Give the number of lines in the records below that include "screenshot", and nothing more.

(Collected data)
□ □ □

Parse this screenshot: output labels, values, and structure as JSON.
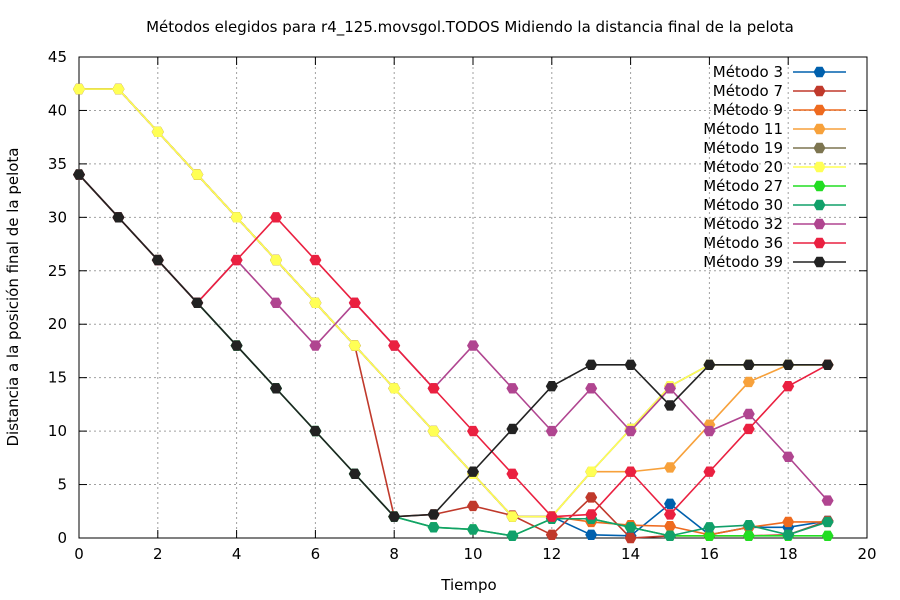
{
  "chart_data": {
    "type": "line",
    "title": "Métodos elegidos para r4_125.movsgol.TODOS Midiendo la distancia final de la pelota",
    "xlabel": "Tiempo",
    "ylabel": "Distancia a la posición final de la pelota",
    "xlim": [
      0,
      20
    ],
    "ylim": [
      0,
      45
    ],
    "xticks": [
      "0",
      "2",
      "4",
      "6",
      "8",
      "10",
      "12",
      "14",
      "16",
      "18",
      "20"
    ],
    "yticks": [
      "0",
      "5",
      "10",
      "15",
      "20",
      "25",
      "30",
      "35",
      "40",
      "45"
    ],
    "grid": true,
    "legend_position": "top-right",
    "series": [
      {
        "name": "Método 3",
        "color": "#0060ad",
        "x": [
          0,
          1,
          2,
          3,
          4,
          5,
          6,
          7,
          8,
          9,
          10,
          11,
          12,
          13,
          14,
          15,
          16,
          17,
          18,
          19
        ],
        "y": [
          42,
          42,
          38,
          34,
          30,
          26,
          22,
          18,
          14,
          10,
          6,
          2,
          2,
          0.3,
          0.2,
          3.2,
          0.3,
          1,
          1,
          1.6
        ]
      },
      {
        "name": "Método 7",
        "color": "#c0392b",
        "x": [
          0,
          1,
          2,
          3,
          4,
          5,
          6,
          7,
          8,
          9,
          10,
          11,
          12,
          13,
          14,
          15,
          16,
          17,
          18,
          19
        ],
        "y": [
          42,
          42,
          38,
          34,
          30,
          26,
          22,
          18,
          2,
          2.2,
          3,
          2.1,
          0.3,
          3.8,
          0,
          0.2,
          0.2,
          0.2,
          0.3,
          1.6
        ]
      },
      {
        "name": "Método 9",
        "color": "#ee6a1f",
        "x": [
          0,
          1,
          2,
          3,
          4,
          5,
          6,
          7,
          8,
          9,
          10,
          11,
          12,
          13,
          14,
          15,
          16,
          17,
          18,
          19
        ],
        "y": [
          42,
          42,
          38,
          34,
          30,
          26,
          22,
          18,
          14,
          10,
          6,
          2,
          2,
          1.5,
          1.2,
          1.1,
          0.3,
          1,
          1.5,
          1.5
        ]
      },
      {
        "name": "Método 11",
        "color": "#f7a13b",
        "x": [
          0,
          1,
          2,
          3,
          4,
          5,
          6,
          7,
          8,
          9,
          10,
          11,
          12,
          13,
          14,
          15,
          16,
          17,
          18,
          19
        ],
        "y": [
          42,
          42,
          38,
          34,
          30,
          26,
          22,
          18,
          14,
          10,
          6,
          2,
          2,
          6.2,
          6.2,
          6.6,
          10.6,
          14.6,
          16.2,
          16.2
        ]
      },
      {
        "name": "Método 19",
        "color": "#7d7550",
        "x": [
          0,
          1,
          2,
          3,
          4,
          5,
          6,
          7,
          8,
          9,
          10,
          11,
          12,
          13,
          14,
          15,
          16,
          17,
          18,
          19
        ],
        "y": [
          42,
          42,
          38,
          34,
          30,
          26,
          22,
          18,
          14,
          10,
          6,
          2,
          2,
          6.2,
          10.2,
          14.2,
          16.2,
          16.2,
          16.2,
          16.2
        ]
      },
      {
        "name": "Método 20",
        "color": "#ffff55",
        "x": [
          0,
          1,
          2,
          3,
          4,
          5,
          6,
          7,
          8,
          9,
          10,
          11,
          12,
          13,
          14,
          15,
          16,
          17,
          18,
          19
        ],
        "y": [
          42,
          42,
          38,
          34,
          30,
          26,
          22,
          18,
          14,
          10,
          6,
          2,
          2,
          6.2,
          10.2,
          14.2,
          16.2,
          16.2,
          16.2,
          16.2
        ]
      },
      {
        "name": "Método 27",
        "color": "#22dd22",
        "x": [
          0,
          1,
          2,
          3,
          4,
          5,
          6,
          7,
          8,
          9,
          10,
          11,
          12,
          13,
          14,
          15,
          16,
          17,
          18,
          19
        ],
        "y": [
          34,
          30,
          26,
          22,
          18,
          14,
          10,
          6,
          2,
          1,
          0.8,
          0.2,
          1.8,
          1.8,
          1,
          0.2,
          0.2,
          0.2,
          0.2,
          0.2
        ]
      },
      {
        "name": "Método 30",
        "color": "#11a06a",
        "x": [
          0,
          1,
          2,
          3,
          4,
          5,
          6,
          7,
          8,
          9,
          10,
          11,
          12,
          13,
          14,
          15,
          16,
          17,
          18,
          19
        ],
        "y": [
          34,
          30,
          26,
          22,
          18,
          14,
          10,
          6,
          2,
          1,
          0.8,
          0.2,
          1.8,
          1.8,
          1,
          0.2,
          1,
          1.2,
          0.3,
          1.5
        ]
      },
      {
        "name": "Método 32",
        "color": "#b04590",
        "x": [
          0,
          1,
          2,
          3,
          4,
          5,
          6,
          7,
          8,
          9,
          10,
          11,
          12,
          13,
          14,
          15,
          16,
          17,
          18,
          19
        ],
        "y": [
          34,
          30,
          26,
          22,
          26,
          22,
          18,
          22,
          18,
          14,
          18,
          14,
          10,
          14,
          10,
          14,
          10,
          11.6,
          7.6,
          3.5
        ]
      },
      {
        "name": "Método 36",
        "color": "#ea2040",
        "x": [
          0,
          1,
          2,
          3,
          4,
          5,
          6,
          7,
          8,
          9,
          10,
          11,
          12,
          13,
          14,
          15,
          16,
          17,
          18,
          19
        ],
        "y": [
          34,
          30,
          26,
          22,
          26,
          30,
          26,
          22,
          18,
          14,
          10,
          6,
          2,
          2.2,
          6.2,
          2.2,
          6.2,
          10.2,
          14.2,
          16.2
        ]
      },
      {
        "name": "Método 39",
        "color": "#222222",
        "x": [
          0,
          1,
          2,
          3,
          4,
          5,
          6,
          7,
          8,
          9,
          10,
          11,
          12,
          13,
          14,
          15,
          16,
          17,
          18,
          19
        ],
        "y": [
          34,
          30,
          26,
          22,
          18,
          14,
          10,
          6,
          2,
          2.2,
          6.2,
          10.2,
          14.2,
          16.2,
          16.2,
          12.4,
          16.2,
          16.2,
          16.2,
          16.2
        ]
      }
    ]
  }
}
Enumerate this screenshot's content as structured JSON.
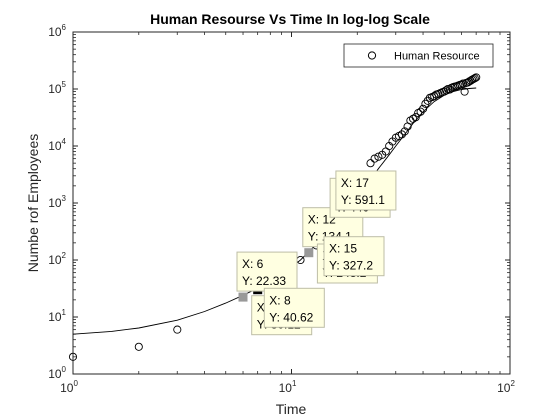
{
  "chart_data": {
    "type": "scatter",
    "title": "Human Resourse Vs Time In log-log Scale",
    "xlabel": "Time",
    "ylabel": "Numbe rof Employees",
    "xscale": "log",
    "yscale": "log",
    "xlim": [
      1,
      100
    ],
    "ylim": [
      1,
      1000000
    ],
    "x_ticks": [
      {
        "base": "10",
        "exp": "0",
        "value": 1
      },
      {
        "base": "10",
        "exp": "1",
        "value": 10
      },
      {
        "base": "10",
        "exp": "2",
        "value": 100
      }
    ],
    "y_ticks": [
      {
        "base": "10",
        "exp": "0",
        "value": 1
      },
      {
        "base": "10",
        "exp": "1",
        "value": 10
      },
      {
        "base": "10",
        "exp": "2",
        "value": 100
      },
      {
        "base": "10",
        "exp": "3",
        "value": 1000
      },
      {
        "base": "10",
        "exp": "4",
        "value": 10000
      },
      {
        "base": "10",
        "exp": "5",
        "value": 100000
      },
      {
        "base": "10",
        "exp": "6",
        "value": 1000000
      }
    ],
    "grid": false,
    "legend": {
      "position": "top-right",
      "entries": [
        "Human Resource"
      ]
    },
    "series": [
      {
        "name": "Human Resource",
        "marker": "open-circle",
        "x": [
          1,
          2,
          3,
          6,
          7,
          8,
          9,
          10,
          11,
          12,
          13,
          14,
          15,
          16,
          17,
          18,
          19,
          20,
          21,
          22,
          23,
          24,
          25,
          26,
          27,
          28,
          29,
          30,
          31,
          32,
          33,
          34,
          35,
          36,
          37,
          38,
          39,
          40,
          41,
          42,
          43,
          44,
          45,
          46,
          47,
          48,
          49,
          50,
          51,
          52,
          53,
          54,
          55,
          56,
          57,
          58,
          59,
          60,
          61,
          62,
          63,
          64,
          65,
          66,
          67,
          68,
          69,
          70
        ],
        "y": [
          2,
          3,
          6,
          22.33,
          30.12,
          40.62,
          55,
          75,
          100,
          134.1,
          180,
          243.2,
          327.2,
          440,
          591.1,
          800,
          1100,
          1500,
          2100,
          2900,
          5000,
          6000,
          6500,
          7000,
          8000,
          10000,
          12000,
          14000,
          15000,
          16000,
          18000,
          22000,
          28000,
          30000,
          32000,
          38000,
          40000,
          45000,
          55000,
          62000,
          70000,
          72000,
          75000,
          80000,
          82000,
          85000,
          88000,
          90000,
          95000,
          100000,
          98000,
          105000,
          108000,
          110000,
          112000,
          115000,
          118000,
          120000,
          125000,
          90000,
          128000,
          130000,
          135000,
          140000,
          145000,
          150000,
          155000,
          160000
        ]
      },
      {
        "name": "",
        "marker": "line",
        "x": [
          1,
          1.5,
          2,
          3,
          4,
          5,
          6,
          7,
          8,
          9,
          10,
          11,
          12,
          14,
          16,
          18,
          20,
          22,
          25,
          28,
          30,
          33,
          36,
          40,
          45,
          50,
          55,
          60,
          65,
          70
        ],
        "y": [
          5,
          5.6,
          6.4,
          8.8,
          12.5,
          17.5,
          24,
          32,
          42,
          55,
          75,
          100,
          140,
          250,
          430,
          720,
          1250,
          2000,
          4000,
          7000,
          10000,
          16000,
          25000,
          40000,
          60000,
          78000,
          90000,
          98000,
          102000,
          104000
        ]
      }
    ],
    "highlighted_points": [
      {
        "x": 6,
        "y": 22.33,
        "color": "#999999"
      },
      {
        "x": 7,
        "y": 30.12,
        "color": "#000000"
      },
      {
        "x": 8,
        "y": 40.62,
        "color": "#999999"
      },
      {
        "x": 12,
        "y": 134.1,
        "color": "#999999"
      },
      {
        "x": 14,
        "y": 243.2,
        "color": "#000000"
      },
      {
        "x": 15,
        "y": 327.2,
        "color": "#000000"
      },
      {
        "x": 16,
        "y": 440,
        "color": "#000000"
      },
      {
        "x": 17,
        "y": 591.1,
        "color": "#000000"
      }
    ],
    "datatips": [
      {
        "x_text": "X: 6",
        "y_text": "Y: 22.33",
        "x": 6,
        "y": 22.33,
        "placement": "above"
      },
      {
        "x_text": "X: 7",
        "y_text": "Y: 30.12",
        "x": 7,
        "y": 30.12,
        "placement": "below"
      },
      {
        "x_text": "X: 8",
        "y_text": "Y: 40.62",
        "x": 8,
        "y": 40.62,
        "placement": "below"
      },
      {
        "x_text": "X: 12",
        "y_text": "Y: 134.1",
        "x": 12,
        "y": 134.1,
        "placement": "above"
      },
      {
        "x_text": "X: 14",
        "y_text": "Y: 243.2",
        "x": 14,
        "y": 243.2,
        "placement": "below"
      },
      {
        "x_text": "X: 15",
        "y_text": "Y: 327.2",
        "x": 15,
        "y": 327.2,
        "placement": "below"
      },
      {
        "x_text": "X: 16",
        "y_text": "Y: 440",
        "x": 16,
        "y": 440,
        "placement": "above"
      },
      {
        "x_text": "X: 17",
        "y_text": "Y: 591.1",
        "x": 17,
        "y": 591.1,
        "placement": "above"
      }
    ],
    "colors": {
      "marker": "#000000",
      "line": "#000000",
      "datatip_fill": "#ffffe1",
      "datatip_border": "#bdbda6",
      "axes": "#262626"
    }
  }
}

□ □ □

> Complete output
2